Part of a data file
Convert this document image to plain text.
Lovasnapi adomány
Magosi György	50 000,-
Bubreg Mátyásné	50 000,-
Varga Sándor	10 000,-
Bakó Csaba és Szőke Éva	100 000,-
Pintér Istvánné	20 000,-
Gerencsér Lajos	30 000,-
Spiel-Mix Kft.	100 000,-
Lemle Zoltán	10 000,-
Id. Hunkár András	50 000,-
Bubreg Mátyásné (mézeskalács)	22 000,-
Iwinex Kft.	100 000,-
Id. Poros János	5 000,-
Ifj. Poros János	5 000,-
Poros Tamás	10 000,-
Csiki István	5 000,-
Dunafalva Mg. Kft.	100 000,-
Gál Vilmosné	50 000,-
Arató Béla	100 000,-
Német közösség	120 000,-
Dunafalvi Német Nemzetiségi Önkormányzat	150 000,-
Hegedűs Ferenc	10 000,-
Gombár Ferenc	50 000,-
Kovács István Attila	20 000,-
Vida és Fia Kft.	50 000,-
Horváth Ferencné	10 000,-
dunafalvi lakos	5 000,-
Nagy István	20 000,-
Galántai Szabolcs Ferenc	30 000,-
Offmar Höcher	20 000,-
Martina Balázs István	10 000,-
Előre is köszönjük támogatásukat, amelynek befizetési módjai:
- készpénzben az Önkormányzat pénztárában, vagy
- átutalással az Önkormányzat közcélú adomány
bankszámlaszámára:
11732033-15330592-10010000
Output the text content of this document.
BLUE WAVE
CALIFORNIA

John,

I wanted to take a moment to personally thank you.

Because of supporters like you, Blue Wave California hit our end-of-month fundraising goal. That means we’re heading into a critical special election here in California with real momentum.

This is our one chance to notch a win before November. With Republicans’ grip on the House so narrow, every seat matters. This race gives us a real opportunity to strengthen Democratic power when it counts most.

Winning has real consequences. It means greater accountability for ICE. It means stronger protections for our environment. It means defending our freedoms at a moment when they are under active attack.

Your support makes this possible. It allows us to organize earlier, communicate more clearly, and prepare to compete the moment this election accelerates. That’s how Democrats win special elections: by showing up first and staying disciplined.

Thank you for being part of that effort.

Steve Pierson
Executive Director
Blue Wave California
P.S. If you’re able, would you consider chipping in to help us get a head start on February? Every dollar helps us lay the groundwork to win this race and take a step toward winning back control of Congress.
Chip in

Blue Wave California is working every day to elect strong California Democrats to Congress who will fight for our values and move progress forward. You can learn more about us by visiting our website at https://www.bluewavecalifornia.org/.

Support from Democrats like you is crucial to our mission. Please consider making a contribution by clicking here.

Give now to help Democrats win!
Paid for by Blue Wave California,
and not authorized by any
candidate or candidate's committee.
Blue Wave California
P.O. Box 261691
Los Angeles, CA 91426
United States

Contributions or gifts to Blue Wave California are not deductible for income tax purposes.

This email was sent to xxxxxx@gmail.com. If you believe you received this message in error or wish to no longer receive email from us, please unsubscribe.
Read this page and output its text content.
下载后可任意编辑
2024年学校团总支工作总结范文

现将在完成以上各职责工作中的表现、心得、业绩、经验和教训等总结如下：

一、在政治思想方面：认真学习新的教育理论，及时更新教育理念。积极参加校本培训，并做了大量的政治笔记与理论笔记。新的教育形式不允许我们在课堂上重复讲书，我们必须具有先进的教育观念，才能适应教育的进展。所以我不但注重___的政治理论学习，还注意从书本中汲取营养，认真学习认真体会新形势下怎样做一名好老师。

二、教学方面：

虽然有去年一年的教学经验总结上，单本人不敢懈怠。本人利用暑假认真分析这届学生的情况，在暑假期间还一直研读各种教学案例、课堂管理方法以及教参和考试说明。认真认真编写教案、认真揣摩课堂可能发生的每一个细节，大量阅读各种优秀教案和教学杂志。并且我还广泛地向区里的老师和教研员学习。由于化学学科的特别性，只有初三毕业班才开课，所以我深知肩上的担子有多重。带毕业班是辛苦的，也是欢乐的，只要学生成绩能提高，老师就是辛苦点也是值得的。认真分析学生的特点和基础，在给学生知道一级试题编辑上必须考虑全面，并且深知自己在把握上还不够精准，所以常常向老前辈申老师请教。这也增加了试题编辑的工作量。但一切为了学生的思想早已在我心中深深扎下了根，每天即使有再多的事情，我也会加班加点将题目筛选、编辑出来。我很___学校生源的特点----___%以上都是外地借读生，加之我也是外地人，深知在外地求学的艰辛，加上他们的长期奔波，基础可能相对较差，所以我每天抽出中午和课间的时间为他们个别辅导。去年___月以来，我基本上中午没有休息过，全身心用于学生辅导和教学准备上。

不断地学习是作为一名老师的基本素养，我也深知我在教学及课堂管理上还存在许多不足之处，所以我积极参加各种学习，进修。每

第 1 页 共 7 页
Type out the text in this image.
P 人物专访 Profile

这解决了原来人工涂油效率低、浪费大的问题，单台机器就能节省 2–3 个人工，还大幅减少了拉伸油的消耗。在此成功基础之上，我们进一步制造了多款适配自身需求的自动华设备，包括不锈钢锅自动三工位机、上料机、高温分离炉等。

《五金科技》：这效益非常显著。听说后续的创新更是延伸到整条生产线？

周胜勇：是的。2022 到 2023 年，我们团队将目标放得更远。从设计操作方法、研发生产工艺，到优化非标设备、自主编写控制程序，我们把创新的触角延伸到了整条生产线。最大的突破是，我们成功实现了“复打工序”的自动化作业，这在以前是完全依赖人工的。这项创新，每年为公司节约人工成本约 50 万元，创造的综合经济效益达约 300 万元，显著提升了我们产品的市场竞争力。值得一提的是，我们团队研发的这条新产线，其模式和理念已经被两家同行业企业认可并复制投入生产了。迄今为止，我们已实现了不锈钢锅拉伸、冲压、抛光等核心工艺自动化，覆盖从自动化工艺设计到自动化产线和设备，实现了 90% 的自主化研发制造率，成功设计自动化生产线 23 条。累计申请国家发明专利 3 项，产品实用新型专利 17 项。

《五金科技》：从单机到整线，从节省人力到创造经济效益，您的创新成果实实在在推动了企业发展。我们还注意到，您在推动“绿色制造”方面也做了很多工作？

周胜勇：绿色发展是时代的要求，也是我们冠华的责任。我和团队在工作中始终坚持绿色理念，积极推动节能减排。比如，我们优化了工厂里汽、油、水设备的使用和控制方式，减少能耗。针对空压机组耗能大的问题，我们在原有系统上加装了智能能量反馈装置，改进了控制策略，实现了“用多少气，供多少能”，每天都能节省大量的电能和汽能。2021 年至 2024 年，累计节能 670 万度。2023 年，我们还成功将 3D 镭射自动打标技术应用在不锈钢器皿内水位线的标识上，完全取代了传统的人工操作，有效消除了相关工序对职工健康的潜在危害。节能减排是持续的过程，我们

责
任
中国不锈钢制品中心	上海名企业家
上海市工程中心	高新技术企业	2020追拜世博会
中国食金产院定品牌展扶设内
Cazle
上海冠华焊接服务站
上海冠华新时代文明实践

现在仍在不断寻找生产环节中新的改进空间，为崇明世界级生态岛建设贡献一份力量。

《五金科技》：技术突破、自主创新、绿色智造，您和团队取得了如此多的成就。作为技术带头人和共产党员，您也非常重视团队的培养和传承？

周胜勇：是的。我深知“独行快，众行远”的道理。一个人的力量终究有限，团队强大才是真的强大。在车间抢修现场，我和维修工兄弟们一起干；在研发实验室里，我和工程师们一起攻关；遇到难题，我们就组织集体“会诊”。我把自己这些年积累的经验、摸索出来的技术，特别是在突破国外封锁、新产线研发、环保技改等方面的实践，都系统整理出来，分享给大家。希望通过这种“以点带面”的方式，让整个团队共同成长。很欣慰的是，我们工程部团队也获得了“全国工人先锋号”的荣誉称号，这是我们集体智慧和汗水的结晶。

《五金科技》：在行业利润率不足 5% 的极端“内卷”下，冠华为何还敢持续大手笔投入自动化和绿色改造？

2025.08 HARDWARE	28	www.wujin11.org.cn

■ GOAL:
Where a line above holds the string "Democrats", show that line.

■ ANSWER IN FULL:
Your support makes this possible. It allows us to organize earlier, communicate more clearly, and prepare to compete the moment this election accelerates. That’s how Democrats win special elections: by showing up first and staying disciplined.
Blue Wave California is working every day to elect strong California Democrats to Congress who will fight for our values and move progress forward. You can learn more about us by visiting our website at https://www.bluewavecalifornia.org/.
Support from Democrats like you is crucial to our mission. Please consider making a contribution by clicking here.
Give now to help Democrats win!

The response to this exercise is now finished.